───── Records provided ─────

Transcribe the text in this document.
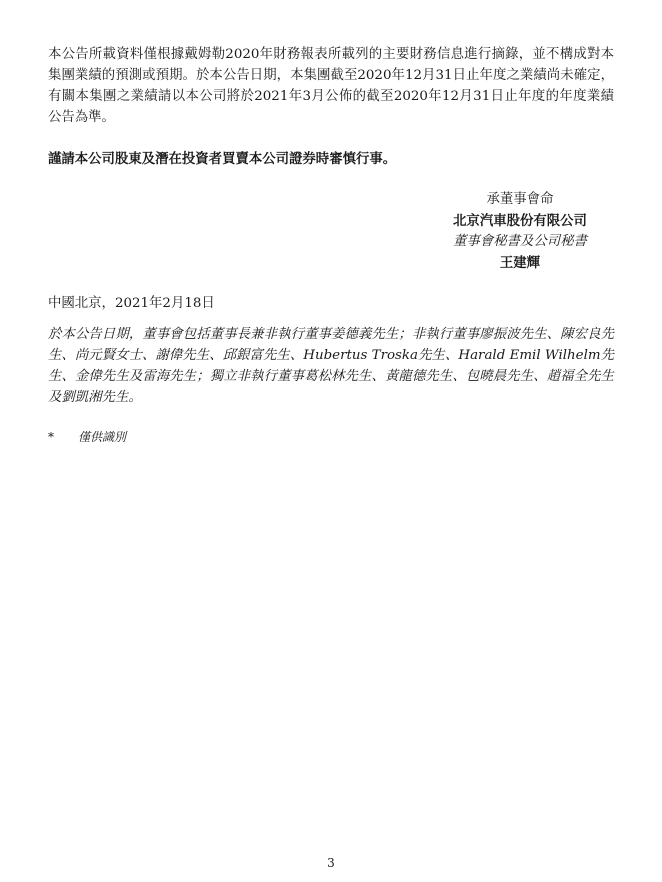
本公告所載資料僅根據戴姆勒2020年財務報表所載列的主要財務信息進行摘錄，並不構成對本集團業績的預測或預期。於本公告日期，本集團截至2020年12月31日止年度之業績尚未確定，有關本集團之業績請以本公司將於2021年3月公佈的截至2020年12月31日止年度的年度業績公告為準。
謹請本公司股東及潛在投資者買賣本公司證券時審慎行事。
承董事會命
北京汽車股份有限公司
董事會秘書及公司秘書
王建輝
中國北京，2021年2月18日
於本公告日期，董事會包括董事長兼非執行董事姜德義先生；非執行董事廖振波先生、陳宏良先生、尚元賢女士、謝偉先生、邱銀富先生、Hubertus Troska先生、Harald Emil Wilhelm先生、金偉先生及雷海先生；獨立非執行董事葛松林先生、黃龍德先生、包曉晨先生、趙福全先生及劉凱湘先生。
* 僅供識別
3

─────

What is asked ▸ Make an exact reproduction of the listing above, without any pictures.

Task response ▸
Transcribe the text in this document.
本公告所載資料僅根據戴姆勒2020年財務報表所載列的主要財務信息進行摘錄，並不構成對本集團業績的預測或預期。於本公告日期，本集團截至2020年12月31日止年度之業績尚未確定，有關本集團之業績請以本公司將於2021年3月公佈的截至2020年12月31日止年度的年度業績公告為準。
謹請本公司股東及潛在投資者買賣本公司證券時審慎行事。
承董事會命
北京汽車股份有限公司
董事會秘書及公司秘書
王建輝
中國北京，2021年2月18日
於本公告日期，董事會包括董事長兼非執行董事姜德義先生；非執行董事廖振波先生、陳宏良先生、尚元賢女士、謝偉先生、邱銀富先生、Hubertus Troska先生、Harald Emil Wilhelm先生、金偉先生及雷海先生；獨立非執行董事葛松林先生、黃龍德先生、包曉晨先生、趙福全先生及劉凱湘先生。
* 僅供識別
3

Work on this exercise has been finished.